#### [STATED EXERCISE]
From the listing below, copy every line with the word "Portfolio".

#### [RECORDS SHOWN]
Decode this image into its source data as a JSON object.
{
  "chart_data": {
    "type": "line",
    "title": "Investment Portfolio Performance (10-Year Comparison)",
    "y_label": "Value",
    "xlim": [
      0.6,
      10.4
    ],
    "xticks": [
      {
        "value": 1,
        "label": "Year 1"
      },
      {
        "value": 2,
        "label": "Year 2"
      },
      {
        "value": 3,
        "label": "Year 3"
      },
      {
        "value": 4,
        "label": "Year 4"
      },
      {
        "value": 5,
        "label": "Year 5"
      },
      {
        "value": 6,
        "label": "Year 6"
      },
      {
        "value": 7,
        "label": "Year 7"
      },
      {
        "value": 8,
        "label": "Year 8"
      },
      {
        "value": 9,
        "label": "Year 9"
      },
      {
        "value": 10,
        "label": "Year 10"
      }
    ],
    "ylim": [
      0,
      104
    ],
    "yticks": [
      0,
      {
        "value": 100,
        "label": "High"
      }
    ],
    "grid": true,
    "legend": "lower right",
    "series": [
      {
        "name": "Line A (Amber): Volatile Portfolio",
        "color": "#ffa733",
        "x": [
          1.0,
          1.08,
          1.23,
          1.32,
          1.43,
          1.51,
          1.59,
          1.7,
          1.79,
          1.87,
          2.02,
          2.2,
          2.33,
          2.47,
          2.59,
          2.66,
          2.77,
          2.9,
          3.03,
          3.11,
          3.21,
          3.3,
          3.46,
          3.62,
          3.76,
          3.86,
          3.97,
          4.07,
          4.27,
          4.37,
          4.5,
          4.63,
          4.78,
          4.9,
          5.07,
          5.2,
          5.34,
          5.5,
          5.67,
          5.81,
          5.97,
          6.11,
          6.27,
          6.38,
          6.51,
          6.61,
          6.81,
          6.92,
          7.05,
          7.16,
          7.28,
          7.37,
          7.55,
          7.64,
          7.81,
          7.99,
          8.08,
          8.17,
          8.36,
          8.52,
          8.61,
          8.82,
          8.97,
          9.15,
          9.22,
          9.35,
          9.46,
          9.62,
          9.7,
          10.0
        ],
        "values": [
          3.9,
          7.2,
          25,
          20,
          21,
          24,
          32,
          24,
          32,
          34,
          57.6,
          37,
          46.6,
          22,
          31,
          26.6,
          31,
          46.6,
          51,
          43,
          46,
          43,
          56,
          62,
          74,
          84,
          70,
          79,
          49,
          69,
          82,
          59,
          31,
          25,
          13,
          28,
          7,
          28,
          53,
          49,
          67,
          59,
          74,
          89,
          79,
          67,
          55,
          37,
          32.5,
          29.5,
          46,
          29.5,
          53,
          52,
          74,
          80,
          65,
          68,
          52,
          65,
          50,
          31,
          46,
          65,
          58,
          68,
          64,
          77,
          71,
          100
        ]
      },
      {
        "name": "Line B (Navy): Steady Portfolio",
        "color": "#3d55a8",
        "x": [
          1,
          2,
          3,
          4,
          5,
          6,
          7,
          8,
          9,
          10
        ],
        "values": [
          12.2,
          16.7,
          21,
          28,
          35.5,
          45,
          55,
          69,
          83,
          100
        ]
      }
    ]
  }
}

#### [ANSWER TO THE PROBLEM]
    "title": "Investment Portfolio Performance (10-Year Comparison)",
        "name": "Line A (Amber): Volatile Portfolio",
        "name": "Line B (Navy): Steady Portfolio",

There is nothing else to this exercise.